Technology

App Development: New Rules for a New Game, Part 3

Part 1 of this series focuses on development in regard to cloud computing and mobile devices. Part 2 explores how a more social approach might change the process of app development.

Application development in the cloud requires special data models such as schema-less and sometimes typeless databases, and that could lead to a new battleground in which the major players such as Microsoft, IBM and HP will come out with their own data models and back-end platforms.

“All the cloud infrastructure players have various data engines behind the scenes,” Al Hilwa, program director of applications development software at IDC, told TechNewsWorld. “Some are SQL and some are not, and these are not all compatible.”

That might lead to a problem with which IT is all too familiar and one that cloud computing promised to resolve: Vendor tie-in. Enterprises that develop apps in one cloud provider’s infrastructure may not be able to move to another provider because of the lack of mobility.

Why Not Pick Up and Go?

> Activity A
In the article on app development, which major players might come out with their own data models and back-end platforms?
> Activity B
Transcribe the article on app development from "Application development in" up to and including "and back-end platforms.".
These entries come from a separate source.

Dataset excerpts
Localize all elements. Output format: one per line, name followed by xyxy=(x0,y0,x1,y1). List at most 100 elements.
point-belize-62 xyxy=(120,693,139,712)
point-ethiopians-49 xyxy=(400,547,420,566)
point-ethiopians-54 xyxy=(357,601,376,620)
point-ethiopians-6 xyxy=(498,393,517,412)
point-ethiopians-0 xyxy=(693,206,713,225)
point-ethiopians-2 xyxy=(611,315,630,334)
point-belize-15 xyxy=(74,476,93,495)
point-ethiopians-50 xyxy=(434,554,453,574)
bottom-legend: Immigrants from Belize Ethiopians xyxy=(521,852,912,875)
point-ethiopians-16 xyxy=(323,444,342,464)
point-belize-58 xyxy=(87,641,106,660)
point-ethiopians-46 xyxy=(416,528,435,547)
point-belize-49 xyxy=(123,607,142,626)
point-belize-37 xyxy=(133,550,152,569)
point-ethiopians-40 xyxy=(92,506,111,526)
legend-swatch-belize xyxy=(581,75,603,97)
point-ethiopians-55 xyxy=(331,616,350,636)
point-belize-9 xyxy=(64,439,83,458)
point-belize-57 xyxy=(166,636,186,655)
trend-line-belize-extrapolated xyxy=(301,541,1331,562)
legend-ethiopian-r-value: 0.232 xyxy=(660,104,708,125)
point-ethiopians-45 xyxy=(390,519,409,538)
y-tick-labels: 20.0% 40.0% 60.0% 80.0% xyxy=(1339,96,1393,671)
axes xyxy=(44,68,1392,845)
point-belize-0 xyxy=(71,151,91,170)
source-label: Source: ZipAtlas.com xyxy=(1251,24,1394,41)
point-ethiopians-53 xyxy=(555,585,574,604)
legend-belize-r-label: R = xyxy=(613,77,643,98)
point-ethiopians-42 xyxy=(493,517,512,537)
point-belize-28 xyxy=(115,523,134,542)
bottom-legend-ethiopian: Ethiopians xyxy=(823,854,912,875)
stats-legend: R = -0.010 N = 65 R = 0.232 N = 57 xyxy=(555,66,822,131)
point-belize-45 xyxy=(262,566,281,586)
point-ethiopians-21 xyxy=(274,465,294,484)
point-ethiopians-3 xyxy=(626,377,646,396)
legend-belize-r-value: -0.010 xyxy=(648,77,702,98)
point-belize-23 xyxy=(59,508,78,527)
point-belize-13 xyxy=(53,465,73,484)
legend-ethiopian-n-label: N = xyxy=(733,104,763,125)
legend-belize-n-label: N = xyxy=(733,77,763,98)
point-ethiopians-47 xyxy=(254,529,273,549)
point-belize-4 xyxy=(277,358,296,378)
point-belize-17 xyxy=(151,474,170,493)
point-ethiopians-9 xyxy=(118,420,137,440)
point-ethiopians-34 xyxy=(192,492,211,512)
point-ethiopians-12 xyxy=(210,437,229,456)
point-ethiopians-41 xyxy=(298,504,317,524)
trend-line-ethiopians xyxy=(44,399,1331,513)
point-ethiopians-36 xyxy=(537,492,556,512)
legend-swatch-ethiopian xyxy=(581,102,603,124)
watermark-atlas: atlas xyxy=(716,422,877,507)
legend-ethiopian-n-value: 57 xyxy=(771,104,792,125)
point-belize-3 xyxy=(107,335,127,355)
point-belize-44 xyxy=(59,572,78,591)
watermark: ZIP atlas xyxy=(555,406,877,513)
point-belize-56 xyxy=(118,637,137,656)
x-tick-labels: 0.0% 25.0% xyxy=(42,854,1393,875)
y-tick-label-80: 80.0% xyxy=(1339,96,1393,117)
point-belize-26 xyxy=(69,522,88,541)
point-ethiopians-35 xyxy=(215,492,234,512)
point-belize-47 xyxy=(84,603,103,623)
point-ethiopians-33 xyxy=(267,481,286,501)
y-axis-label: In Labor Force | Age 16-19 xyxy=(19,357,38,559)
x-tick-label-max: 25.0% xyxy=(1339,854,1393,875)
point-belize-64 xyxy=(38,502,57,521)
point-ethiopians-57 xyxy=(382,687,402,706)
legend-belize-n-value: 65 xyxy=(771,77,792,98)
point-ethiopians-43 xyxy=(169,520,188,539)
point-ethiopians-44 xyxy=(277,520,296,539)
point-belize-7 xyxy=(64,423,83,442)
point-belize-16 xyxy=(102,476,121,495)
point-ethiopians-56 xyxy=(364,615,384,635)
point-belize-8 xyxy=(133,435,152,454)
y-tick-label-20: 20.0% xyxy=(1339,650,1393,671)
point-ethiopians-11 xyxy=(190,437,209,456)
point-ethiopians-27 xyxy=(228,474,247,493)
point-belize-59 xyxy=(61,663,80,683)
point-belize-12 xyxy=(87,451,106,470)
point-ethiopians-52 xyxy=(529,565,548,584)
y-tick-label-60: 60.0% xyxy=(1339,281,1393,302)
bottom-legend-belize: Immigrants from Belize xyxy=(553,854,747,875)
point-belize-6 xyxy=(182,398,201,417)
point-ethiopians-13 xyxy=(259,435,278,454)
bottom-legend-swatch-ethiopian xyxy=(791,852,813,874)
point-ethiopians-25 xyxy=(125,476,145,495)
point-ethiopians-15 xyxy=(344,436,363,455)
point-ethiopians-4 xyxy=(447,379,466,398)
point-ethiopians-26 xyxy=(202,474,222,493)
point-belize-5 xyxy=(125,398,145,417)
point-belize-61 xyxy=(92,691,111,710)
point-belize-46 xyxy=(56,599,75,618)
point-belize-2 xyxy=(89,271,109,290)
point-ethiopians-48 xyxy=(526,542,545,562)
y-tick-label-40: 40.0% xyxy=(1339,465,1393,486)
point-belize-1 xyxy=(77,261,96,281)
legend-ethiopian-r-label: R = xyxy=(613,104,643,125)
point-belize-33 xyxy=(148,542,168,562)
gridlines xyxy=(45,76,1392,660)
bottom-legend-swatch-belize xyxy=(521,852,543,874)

> Problem solution A
Microsoft, IBM and HP.

> Problem solution B
Application development in the cloud requires special data models such as schema-less and sometimes typeless databases, and that could lead to a new battleground in which the major players such as Microsoft, IBM and HP will come out with their own data models and back-end platforms.